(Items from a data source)
+===+
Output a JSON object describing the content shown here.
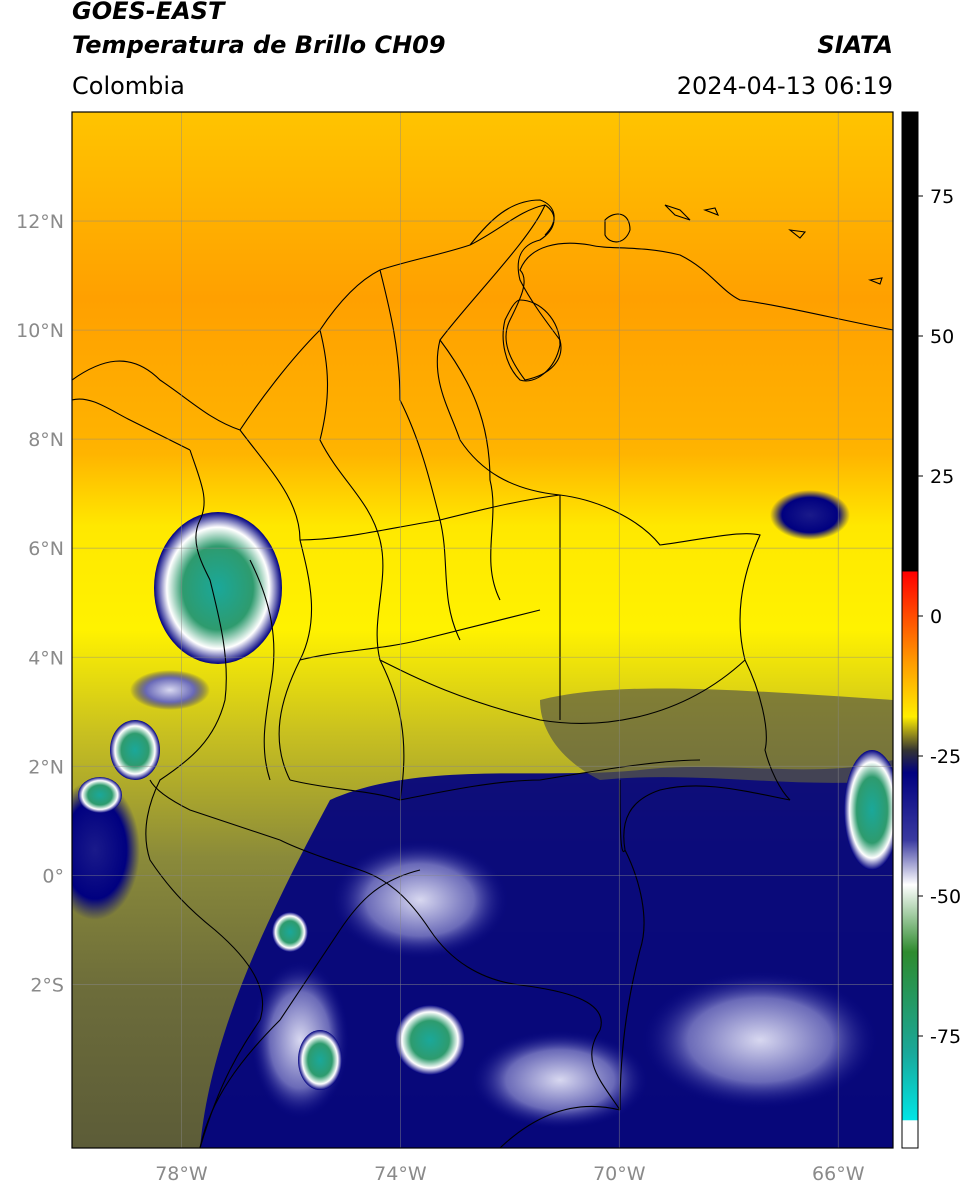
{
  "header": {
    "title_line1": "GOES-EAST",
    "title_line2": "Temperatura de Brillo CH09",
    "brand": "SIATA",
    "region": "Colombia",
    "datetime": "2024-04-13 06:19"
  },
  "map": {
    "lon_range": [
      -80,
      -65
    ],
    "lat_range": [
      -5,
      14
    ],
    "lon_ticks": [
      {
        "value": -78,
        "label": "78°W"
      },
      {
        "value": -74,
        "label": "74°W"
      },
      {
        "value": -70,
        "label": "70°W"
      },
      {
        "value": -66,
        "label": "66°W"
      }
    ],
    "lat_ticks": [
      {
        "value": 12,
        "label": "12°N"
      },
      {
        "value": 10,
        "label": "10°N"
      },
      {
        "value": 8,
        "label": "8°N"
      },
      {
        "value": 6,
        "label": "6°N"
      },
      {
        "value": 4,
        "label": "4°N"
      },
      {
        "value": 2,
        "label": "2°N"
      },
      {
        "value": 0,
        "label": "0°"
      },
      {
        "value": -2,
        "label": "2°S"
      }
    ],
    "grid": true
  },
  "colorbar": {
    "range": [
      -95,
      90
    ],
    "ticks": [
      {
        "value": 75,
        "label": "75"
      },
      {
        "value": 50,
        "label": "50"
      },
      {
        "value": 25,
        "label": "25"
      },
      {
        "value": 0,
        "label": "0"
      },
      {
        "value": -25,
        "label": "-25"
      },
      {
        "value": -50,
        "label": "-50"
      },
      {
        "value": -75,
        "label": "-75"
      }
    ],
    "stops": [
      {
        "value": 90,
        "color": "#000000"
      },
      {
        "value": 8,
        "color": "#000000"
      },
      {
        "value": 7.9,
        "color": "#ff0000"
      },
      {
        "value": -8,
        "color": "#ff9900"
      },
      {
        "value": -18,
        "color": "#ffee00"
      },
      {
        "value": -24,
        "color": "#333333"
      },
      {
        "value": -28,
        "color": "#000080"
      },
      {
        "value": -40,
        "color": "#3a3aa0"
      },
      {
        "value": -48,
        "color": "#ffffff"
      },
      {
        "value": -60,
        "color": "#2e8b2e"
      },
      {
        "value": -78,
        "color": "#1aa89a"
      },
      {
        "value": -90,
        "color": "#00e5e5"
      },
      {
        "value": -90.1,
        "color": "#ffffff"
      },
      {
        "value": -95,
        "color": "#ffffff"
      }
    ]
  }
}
+===+
The records above are to be quoted exactly, with all pictures left out.

Output a JSON object describing the content shown here.
{
  "header": {
    "title_line1": "GOES-EAST",
    "title_line2": "Temperatura de Brillo CH09",
    "brand": "SIATA",
    "region": "Colombia",
    "datetime": "2024-04-13 06:19"
  },
  "map": {
    "lon_range": [
      -80,
      -65
    ],
    "lat_range": [
      -5,
      14
    ],
    "lon_ticks": [
      {
        "value": -78,
        "label": "78°W"
      },
      {
        "value": -74,
        "label": "74°W"
      },
      {
        "value": -70,
        "label": "70°W"
      },
      {
        "value": -66,
        "label": "66°W"
      }
    ],
    "lat_ticks": [
      {
        "value": 12,
        "label": "12°N"
      },
      {
        "value": 10,
        "label": "10°N"
      },
      {
        "value": 8,
        "label": "8°N"
      },
      {
        "value": 6,
        "label": "6°N"
      },
      {
        "value": 4,
        "label": "4°N"
      },
      {
        "value": 2,
        "label": "2°N"
      },
      {
        "value": 0,
        "label": "0°"
      },
      {
        "value": -2,
        "label": "2°S"
      }
    ],
    "grid": true
  },
  "colorbar": {
    "range": [
      -95,
      90
    ],
    "ticks": [
      {
        "value": 75,
        "label": "75"
      },
      {
        "value": 50,
        "label": "50"
      },
      {
        "value": 25,
        "label": "25"
      },
      {
        "value": 0,
        "label": "0"
      },
      {
        "value": -25,
        "label": "-25"
      },
      {
        "value": -50,
        "label": "-50"
      },
      {
        "value": -75,
        "label": "-75"
      }
    ],
    "stops": [
      {
        "value": 90,
        "color": "#000000"
      },
      {
        "value": 8,
        "color": "#000000"
      },
      {
        "value": 7.9,
        "color": "#ff0000"
      },
      {
        "value": -8,
        "color": "#ff9900"
      },
      {
        "value": -18,
        "color": "#ffee00"
      },
      {
        "value": -24,
        "color": "#333333"
      },
      {
        "value": -28,
        "color": "#000080"
      },
      {
        "value": -40,
        "color": "#3a3aa0"
      },
      {
        "value": -48,
        "color": "#ffffff"
      },
      {
        "value": -60,
        "color": "#2e8b2e"
      },
      {
        "value": -78,
        "color": "#1aa89a"
      },
      {
        "value": -90,
        "color": "#00e5e5"
      },
      {
        "value": -90.1,
        "color": "#ffffff"
      },
      {
        "value": -95,
        "color": "#ffffff"
      }
    ]
  }
}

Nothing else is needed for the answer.